*Objective*. Report how many lines of the records below include the word "poutre". Give nothing but the number.

*Records for the exercise*.
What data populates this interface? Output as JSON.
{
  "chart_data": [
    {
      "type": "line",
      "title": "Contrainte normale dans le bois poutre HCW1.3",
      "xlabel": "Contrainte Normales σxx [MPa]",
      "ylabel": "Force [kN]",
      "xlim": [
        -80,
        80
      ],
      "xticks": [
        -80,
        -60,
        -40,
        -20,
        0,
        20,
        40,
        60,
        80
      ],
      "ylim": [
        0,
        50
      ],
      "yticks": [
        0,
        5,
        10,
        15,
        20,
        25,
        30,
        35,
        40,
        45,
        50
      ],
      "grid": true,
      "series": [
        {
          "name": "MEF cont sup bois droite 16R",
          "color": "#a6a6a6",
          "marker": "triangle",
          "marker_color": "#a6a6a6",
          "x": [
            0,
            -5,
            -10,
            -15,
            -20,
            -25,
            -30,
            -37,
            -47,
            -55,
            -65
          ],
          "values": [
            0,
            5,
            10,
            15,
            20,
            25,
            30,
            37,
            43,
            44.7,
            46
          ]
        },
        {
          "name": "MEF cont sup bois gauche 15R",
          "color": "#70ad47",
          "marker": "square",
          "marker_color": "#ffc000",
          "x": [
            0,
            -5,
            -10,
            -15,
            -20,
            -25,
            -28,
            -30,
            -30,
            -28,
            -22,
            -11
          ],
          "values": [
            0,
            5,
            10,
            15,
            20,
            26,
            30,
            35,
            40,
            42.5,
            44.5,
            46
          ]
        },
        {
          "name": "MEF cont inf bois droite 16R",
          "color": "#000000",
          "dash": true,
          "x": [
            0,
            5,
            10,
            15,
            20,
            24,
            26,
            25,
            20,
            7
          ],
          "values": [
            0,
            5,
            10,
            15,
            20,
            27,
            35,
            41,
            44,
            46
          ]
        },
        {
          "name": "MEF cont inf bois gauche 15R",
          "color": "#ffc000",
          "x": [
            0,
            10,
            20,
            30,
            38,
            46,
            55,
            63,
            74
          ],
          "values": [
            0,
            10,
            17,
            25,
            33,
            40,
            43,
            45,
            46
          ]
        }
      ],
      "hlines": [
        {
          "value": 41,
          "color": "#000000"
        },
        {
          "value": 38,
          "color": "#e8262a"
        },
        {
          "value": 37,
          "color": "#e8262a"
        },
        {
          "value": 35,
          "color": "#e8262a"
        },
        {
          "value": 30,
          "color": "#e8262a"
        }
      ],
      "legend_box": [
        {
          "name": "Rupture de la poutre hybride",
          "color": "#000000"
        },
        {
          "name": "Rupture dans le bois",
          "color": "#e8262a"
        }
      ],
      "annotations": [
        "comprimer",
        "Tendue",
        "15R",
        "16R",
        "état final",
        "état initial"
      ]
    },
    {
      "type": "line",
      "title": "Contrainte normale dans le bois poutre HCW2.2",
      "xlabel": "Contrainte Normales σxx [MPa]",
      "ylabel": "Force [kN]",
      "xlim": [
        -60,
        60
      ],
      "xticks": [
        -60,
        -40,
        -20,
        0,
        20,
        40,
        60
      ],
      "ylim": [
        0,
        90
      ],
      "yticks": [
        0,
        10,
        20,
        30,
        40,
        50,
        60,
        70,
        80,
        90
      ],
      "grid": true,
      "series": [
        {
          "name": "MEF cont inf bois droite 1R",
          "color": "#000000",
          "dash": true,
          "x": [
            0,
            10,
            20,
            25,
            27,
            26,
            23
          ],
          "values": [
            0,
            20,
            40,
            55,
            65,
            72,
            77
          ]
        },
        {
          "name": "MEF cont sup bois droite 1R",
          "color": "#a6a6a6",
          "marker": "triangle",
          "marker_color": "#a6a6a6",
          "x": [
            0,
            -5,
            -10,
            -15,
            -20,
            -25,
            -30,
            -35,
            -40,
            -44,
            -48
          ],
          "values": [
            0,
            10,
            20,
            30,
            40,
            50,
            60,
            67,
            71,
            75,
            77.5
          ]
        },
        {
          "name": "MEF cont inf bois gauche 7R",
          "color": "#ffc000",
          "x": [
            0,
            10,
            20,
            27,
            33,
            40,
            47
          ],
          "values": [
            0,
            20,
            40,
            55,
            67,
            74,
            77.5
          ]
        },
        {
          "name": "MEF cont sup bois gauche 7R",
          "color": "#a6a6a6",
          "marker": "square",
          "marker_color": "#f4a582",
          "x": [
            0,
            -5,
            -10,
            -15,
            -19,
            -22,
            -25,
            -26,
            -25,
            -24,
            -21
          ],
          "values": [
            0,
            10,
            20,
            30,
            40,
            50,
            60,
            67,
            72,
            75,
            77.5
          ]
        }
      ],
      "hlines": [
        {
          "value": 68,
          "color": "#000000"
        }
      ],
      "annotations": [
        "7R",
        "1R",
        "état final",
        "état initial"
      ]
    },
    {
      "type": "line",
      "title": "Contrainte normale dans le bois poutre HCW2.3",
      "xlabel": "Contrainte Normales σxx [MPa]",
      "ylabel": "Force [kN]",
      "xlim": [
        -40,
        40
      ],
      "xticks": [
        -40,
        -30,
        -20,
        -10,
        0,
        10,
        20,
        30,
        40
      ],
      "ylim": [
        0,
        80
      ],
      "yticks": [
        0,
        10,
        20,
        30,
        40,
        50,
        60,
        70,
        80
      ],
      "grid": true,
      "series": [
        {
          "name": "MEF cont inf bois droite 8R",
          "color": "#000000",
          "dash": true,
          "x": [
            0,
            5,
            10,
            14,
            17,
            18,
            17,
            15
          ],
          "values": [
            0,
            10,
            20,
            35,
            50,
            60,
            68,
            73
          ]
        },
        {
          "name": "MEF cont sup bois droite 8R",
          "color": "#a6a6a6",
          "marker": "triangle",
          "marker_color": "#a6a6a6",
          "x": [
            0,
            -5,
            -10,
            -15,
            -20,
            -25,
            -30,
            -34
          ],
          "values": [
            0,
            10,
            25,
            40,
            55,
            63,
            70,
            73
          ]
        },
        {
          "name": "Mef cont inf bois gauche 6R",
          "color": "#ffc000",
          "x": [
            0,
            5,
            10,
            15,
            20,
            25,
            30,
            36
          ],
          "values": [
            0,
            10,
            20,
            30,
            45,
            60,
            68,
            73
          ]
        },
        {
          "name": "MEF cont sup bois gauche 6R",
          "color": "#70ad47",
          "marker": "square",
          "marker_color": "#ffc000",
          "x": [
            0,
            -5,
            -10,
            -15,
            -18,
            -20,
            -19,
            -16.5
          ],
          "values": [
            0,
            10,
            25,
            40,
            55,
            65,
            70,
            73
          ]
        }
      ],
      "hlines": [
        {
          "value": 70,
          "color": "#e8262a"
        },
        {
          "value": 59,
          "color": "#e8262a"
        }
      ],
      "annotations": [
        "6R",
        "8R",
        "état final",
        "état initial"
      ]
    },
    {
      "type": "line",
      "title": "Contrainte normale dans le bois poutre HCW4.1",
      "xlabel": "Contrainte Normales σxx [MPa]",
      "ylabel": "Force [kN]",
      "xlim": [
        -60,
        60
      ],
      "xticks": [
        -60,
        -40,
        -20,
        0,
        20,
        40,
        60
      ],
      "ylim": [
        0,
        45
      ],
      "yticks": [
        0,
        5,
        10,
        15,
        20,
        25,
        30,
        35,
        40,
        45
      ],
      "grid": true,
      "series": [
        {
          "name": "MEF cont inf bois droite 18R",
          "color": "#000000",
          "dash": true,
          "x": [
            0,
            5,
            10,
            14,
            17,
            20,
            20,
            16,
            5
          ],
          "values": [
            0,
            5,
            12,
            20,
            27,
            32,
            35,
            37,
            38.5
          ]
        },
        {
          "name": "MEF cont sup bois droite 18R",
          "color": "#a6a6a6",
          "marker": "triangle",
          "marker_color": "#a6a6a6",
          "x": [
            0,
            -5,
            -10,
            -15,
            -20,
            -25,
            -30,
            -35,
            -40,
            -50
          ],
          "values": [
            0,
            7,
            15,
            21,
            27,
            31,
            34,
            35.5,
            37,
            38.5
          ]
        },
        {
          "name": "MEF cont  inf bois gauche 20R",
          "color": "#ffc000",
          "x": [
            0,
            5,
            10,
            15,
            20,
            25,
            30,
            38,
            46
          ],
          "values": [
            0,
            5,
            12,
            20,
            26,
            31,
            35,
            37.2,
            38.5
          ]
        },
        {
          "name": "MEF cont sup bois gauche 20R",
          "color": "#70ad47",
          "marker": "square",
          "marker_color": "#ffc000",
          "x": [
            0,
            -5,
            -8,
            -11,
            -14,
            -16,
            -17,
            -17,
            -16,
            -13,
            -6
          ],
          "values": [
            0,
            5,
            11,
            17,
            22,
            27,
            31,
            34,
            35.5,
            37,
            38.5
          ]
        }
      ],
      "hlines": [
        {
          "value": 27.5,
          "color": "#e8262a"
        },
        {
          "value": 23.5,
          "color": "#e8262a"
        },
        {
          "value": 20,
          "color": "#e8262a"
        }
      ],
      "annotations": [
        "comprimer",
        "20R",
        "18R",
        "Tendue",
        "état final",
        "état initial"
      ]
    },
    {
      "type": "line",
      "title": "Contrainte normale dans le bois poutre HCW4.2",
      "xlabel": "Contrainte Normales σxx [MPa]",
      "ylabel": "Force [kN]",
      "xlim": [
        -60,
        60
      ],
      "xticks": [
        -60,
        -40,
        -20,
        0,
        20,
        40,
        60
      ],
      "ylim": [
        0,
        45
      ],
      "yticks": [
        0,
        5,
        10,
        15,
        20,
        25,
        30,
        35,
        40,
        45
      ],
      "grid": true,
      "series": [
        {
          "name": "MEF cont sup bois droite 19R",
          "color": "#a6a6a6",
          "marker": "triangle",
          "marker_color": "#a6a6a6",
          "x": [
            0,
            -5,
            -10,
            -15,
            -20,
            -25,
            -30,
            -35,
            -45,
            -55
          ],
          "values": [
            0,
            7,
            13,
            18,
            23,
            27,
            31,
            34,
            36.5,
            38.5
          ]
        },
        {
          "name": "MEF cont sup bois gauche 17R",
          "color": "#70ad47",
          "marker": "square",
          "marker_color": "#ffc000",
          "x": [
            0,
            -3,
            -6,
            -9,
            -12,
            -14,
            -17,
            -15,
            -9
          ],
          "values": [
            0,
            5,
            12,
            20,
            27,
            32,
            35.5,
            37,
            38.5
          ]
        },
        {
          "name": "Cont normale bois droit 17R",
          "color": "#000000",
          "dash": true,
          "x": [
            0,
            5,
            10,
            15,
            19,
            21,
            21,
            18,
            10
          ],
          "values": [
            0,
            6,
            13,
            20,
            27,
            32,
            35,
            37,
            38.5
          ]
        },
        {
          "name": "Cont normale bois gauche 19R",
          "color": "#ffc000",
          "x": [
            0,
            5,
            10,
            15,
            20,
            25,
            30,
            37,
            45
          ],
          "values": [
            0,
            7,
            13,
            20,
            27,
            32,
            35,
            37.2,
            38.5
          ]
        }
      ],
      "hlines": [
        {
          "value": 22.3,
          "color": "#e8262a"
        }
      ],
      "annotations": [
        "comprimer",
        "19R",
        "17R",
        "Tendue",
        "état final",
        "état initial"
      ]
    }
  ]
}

*Complete response*. 6